--- Prompt ---
In the stretch from the start of the records through the line that contains "legend-item-average-line: United Kingdom", swap "By nation" for "Per nation" and give only those lines back, with everything else left unchanged.

--- Record excerpts ---

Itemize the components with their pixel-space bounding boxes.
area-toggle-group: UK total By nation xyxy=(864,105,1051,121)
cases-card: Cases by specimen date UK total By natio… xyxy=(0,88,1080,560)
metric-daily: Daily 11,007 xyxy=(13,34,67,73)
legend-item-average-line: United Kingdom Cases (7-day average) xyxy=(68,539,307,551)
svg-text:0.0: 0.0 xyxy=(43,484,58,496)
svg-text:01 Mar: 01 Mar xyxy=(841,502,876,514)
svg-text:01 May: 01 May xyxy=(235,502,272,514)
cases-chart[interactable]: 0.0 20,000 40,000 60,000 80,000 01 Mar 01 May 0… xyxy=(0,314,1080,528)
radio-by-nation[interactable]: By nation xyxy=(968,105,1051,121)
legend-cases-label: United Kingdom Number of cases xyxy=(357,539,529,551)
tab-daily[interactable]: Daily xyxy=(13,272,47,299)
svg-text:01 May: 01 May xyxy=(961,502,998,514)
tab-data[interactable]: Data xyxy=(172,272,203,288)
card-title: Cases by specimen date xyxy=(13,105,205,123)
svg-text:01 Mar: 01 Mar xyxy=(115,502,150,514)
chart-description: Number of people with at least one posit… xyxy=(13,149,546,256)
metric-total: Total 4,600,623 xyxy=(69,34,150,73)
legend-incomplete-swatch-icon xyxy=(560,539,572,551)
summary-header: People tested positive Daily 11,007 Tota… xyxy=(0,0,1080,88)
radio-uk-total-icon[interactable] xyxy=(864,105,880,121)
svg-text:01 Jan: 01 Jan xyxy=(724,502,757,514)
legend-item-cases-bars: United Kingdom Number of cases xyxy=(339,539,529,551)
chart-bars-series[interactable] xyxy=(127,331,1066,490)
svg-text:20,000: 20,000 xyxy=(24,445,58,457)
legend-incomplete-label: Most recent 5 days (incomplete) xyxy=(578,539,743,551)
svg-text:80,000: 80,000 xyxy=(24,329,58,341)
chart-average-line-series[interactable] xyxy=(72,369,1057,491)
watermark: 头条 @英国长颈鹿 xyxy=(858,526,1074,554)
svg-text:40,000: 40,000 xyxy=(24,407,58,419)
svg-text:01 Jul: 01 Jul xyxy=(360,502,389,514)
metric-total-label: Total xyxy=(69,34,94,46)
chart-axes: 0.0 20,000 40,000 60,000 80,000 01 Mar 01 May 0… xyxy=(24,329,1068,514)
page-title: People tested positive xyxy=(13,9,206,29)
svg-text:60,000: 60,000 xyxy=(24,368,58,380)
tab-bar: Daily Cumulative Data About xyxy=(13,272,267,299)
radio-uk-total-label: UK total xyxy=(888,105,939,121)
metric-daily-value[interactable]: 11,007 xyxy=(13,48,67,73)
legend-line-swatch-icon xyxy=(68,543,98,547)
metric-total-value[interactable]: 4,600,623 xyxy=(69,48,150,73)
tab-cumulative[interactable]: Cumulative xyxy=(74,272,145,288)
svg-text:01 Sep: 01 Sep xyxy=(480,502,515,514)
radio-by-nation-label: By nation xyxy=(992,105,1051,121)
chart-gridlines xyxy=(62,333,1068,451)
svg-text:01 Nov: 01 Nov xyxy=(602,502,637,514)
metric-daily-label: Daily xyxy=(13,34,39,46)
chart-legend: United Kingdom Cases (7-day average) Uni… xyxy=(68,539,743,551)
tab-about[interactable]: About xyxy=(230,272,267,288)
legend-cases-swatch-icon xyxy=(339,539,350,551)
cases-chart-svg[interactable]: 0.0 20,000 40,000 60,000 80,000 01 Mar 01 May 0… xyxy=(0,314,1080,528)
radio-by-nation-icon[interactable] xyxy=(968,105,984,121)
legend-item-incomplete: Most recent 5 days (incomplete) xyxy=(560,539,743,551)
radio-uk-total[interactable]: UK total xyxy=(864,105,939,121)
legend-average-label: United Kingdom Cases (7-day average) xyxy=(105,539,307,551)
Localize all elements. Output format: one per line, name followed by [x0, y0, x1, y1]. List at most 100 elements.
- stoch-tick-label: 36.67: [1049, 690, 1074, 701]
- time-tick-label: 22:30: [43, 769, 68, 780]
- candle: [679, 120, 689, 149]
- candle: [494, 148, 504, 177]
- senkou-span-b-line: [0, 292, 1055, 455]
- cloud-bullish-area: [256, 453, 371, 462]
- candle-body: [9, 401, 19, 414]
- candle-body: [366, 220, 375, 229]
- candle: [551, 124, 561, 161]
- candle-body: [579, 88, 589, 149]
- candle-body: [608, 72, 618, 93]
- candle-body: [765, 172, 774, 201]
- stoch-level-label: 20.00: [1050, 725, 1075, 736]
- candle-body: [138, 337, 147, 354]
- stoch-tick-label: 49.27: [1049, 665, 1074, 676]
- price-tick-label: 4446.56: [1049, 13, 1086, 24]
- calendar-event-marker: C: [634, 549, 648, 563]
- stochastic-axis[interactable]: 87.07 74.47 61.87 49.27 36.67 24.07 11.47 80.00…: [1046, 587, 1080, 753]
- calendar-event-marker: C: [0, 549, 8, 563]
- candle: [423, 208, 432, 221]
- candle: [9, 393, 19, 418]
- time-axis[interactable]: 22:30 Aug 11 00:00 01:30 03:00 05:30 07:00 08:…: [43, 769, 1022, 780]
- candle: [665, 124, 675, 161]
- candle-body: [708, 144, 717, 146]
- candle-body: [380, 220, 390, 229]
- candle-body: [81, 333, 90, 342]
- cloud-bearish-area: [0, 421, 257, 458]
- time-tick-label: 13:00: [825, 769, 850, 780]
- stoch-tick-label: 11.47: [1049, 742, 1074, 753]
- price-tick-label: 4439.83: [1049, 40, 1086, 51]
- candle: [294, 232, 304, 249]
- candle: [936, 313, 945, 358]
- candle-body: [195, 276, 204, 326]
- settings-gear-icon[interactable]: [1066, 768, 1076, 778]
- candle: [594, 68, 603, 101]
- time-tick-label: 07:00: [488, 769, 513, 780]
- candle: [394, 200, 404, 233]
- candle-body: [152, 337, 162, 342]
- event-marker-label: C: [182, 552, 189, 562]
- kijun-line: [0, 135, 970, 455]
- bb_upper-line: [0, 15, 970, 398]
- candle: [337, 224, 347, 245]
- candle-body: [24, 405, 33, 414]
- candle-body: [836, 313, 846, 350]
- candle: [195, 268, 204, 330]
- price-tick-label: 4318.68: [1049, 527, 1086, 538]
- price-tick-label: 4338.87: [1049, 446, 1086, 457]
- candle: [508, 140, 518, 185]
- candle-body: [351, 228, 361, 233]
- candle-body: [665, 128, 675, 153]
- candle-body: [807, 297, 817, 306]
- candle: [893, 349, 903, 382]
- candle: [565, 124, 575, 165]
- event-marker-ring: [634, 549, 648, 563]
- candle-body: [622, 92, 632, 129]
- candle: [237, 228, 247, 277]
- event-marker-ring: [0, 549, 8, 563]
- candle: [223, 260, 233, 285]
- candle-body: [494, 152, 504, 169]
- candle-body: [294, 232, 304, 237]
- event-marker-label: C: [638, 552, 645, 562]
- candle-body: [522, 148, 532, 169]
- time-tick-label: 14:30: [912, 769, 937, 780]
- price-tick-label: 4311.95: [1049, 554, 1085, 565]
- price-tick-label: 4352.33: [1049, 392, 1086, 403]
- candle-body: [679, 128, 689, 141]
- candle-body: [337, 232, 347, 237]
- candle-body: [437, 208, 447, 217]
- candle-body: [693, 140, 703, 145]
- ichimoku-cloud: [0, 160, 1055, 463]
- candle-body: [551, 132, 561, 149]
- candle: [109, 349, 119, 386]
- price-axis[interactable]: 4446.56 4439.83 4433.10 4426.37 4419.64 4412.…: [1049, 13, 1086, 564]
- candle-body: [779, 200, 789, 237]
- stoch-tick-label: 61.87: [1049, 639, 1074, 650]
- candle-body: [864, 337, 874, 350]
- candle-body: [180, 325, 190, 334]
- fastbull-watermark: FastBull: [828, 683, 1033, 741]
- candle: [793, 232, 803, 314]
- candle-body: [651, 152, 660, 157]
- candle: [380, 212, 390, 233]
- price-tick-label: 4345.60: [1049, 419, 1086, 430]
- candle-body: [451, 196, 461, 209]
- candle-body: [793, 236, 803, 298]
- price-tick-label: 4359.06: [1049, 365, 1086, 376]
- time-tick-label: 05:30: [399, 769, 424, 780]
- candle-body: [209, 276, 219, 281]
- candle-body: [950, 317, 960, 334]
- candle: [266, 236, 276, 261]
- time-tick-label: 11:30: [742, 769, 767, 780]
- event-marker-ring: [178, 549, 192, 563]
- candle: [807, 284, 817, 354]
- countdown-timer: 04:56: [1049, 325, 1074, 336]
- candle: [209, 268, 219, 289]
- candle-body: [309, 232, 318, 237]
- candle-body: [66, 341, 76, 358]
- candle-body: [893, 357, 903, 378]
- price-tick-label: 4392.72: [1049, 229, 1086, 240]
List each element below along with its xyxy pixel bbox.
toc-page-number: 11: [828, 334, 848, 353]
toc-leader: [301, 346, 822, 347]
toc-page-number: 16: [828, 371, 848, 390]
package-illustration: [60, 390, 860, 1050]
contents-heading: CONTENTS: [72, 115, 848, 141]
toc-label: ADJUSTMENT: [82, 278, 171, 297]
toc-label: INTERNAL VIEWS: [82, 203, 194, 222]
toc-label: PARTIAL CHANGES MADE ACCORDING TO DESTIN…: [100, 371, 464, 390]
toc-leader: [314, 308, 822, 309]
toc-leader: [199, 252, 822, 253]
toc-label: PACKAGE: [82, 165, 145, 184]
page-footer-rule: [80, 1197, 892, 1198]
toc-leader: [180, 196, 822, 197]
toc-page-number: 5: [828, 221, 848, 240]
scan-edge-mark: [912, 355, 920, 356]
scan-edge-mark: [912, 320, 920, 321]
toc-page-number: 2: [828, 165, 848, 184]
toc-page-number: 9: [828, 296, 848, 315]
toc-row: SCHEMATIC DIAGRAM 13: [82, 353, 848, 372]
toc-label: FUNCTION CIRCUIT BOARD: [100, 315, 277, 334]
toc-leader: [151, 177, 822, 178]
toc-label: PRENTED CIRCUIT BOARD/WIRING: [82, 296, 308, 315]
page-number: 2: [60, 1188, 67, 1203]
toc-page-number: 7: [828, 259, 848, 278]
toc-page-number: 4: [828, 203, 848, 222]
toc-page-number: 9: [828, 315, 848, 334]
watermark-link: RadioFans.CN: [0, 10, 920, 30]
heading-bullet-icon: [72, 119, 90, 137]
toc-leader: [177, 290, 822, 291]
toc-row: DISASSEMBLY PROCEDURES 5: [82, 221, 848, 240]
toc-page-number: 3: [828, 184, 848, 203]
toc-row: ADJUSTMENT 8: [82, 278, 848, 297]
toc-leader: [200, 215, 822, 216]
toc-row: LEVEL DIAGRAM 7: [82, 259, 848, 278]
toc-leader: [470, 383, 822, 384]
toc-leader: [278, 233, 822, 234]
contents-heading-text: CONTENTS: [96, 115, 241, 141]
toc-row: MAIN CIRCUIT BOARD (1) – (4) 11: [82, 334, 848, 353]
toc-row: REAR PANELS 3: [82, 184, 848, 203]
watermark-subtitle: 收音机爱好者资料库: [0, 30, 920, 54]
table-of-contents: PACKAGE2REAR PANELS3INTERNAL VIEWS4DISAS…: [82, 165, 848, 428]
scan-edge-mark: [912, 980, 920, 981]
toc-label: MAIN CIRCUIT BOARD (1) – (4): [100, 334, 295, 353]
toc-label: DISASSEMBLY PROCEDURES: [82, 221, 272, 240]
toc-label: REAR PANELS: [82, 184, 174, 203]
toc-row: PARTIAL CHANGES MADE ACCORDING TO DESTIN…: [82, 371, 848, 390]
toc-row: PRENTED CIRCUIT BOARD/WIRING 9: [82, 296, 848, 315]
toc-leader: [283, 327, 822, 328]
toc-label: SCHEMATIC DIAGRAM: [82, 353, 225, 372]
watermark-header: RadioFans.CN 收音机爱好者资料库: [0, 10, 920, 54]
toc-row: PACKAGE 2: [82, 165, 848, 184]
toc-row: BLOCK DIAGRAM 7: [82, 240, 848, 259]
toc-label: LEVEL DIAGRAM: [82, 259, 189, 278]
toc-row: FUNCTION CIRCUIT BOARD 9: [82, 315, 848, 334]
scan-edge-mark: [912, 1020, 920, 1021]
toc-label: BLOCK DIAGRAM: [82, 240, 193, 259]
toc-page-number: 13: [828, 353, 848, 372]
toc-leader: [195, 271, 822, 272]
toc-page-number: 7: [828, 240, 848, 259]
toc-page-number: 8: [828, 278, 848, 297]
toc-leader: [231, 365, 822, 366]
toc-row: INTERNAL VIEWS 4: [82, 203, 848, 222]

--- Result of the exercise ---
Itemize the components with their pixel-space bounding boxes.
area-toggle-group: UK total Per nation xyxy=(864,105,1051,121)
cases-card: Cases by specimen date UK total By natio… xyxy=(0,88,1080,560)
metric-daily: Daily 11,007 xyxy=(13,34,67,73)
legend-item-average-line: United Kingdom Cases (7-day average) xyxy=(68,539,307,551)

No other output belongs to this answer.